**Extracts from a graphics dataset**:

═══

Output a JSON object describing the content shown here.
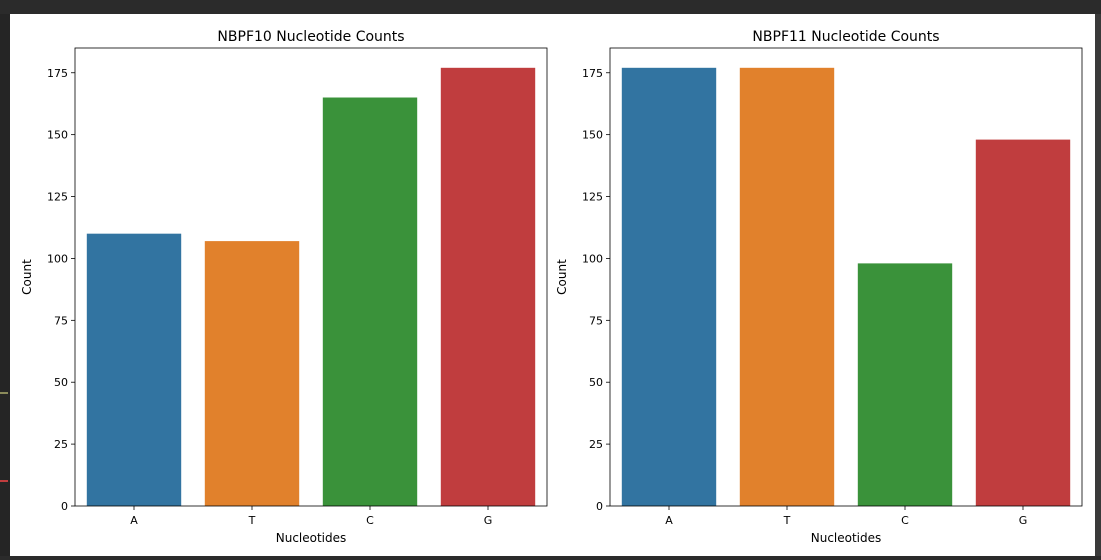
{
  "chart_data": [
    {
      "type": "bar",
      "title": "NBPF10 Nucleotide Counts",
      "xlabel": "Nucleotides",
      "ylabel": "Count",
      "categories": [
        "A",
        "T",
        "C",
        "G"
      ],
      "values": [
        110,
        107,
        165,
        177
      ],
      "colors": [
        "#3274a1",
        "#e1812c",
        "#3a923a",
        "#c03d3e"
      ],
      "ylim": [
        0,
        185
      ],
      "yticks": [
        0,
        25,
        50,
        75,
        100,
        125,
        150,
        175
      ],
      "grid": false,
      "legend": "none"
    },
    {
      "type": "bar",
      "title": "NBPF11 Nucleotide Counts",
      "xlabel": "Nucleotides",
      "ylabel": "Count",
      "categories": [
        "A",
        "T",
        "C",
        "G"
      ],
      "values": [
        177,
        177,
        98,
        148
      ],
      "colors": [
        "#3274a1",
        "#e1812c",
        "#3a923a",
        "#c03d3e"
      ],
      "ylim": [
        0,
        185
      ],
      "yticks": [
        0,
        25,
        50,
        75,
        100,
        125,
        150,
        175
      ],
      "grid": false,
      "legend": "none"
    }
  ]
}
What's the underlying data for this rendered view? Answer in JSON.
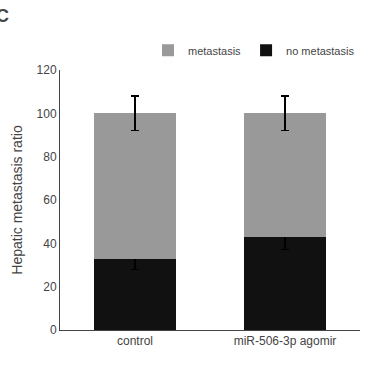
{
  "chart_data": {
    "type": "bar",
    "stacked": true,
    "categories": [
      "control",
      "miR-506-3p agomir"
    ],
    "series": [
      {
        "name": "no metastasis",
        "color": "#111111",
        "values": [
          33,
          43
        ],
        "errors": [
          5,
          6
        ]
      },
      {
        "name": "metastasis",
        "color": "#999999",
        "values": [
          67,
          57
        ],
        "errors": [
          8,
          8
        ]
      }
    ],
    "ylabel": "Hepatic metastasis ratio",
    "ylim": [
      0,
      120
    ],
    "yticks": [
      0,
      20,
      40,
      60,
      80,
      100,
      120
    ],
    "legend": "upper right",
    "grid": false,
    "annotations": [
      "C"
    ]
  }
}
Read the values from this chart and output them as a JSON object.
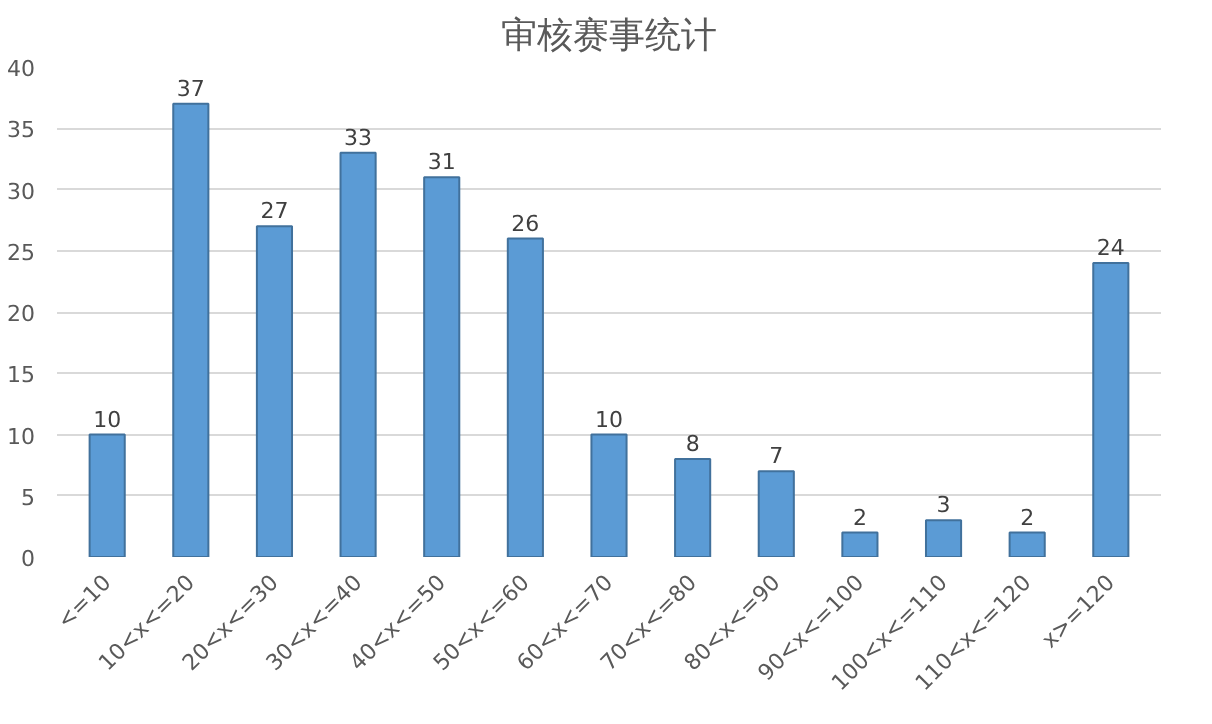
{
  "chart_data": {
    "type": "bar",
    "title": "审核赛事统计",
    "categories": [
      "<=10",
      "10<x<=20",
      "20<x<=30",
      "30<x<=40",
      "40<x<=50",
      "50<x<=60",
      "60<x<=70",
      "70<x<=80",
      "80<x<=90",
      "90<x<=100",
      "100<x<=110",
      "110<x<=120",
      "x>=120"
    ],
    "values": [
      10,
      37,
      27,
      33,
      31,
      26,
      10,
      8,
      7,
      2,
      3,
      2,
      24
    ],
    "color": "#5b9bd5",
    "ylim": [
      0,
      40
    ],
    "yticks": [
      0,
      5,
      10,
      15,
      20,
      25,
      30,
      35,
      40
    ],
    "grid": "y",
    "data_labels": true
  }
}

═══

**CHALLENGE**: Repeat exactly the lines above, from the line containing "Read the values" through the last line of the records, inclusive; omit any pictures.

**SOLUTION TO THE EXERCISE**:
Read the values from this chart and output them as a JSON object.
{
  "chart_data": {
    "type": "bar",
    "title": "审核赛事统计",
    "categories": [
      "<=10",
      "10<x<=20",
      "20<x<=30",
      "30<x<=40",
      "40<x<=50",
      "50<x<=60",
      "60<x<=70",
      "70<x<=80",
      "80<x<=90",
      "90<x<=100",
      "100<x<=110",
      "110<x<=120",
      "x>=120"
    ],
    "values": [
      10,
      37,
      27,
      33,
      31,
      26,
      10,
      8,
      7,
      2,
      3,
      2,
      24
    ],
    "color": "#5b9bd5",
    "ylim": [
      0,
      40
    ],
    "yticks": [
      0,
      5,
      10,
      15,
      20,
      25,
      30,
      35,
      40
    ],
    "grid": "y",
    "data_labels": true
  }
}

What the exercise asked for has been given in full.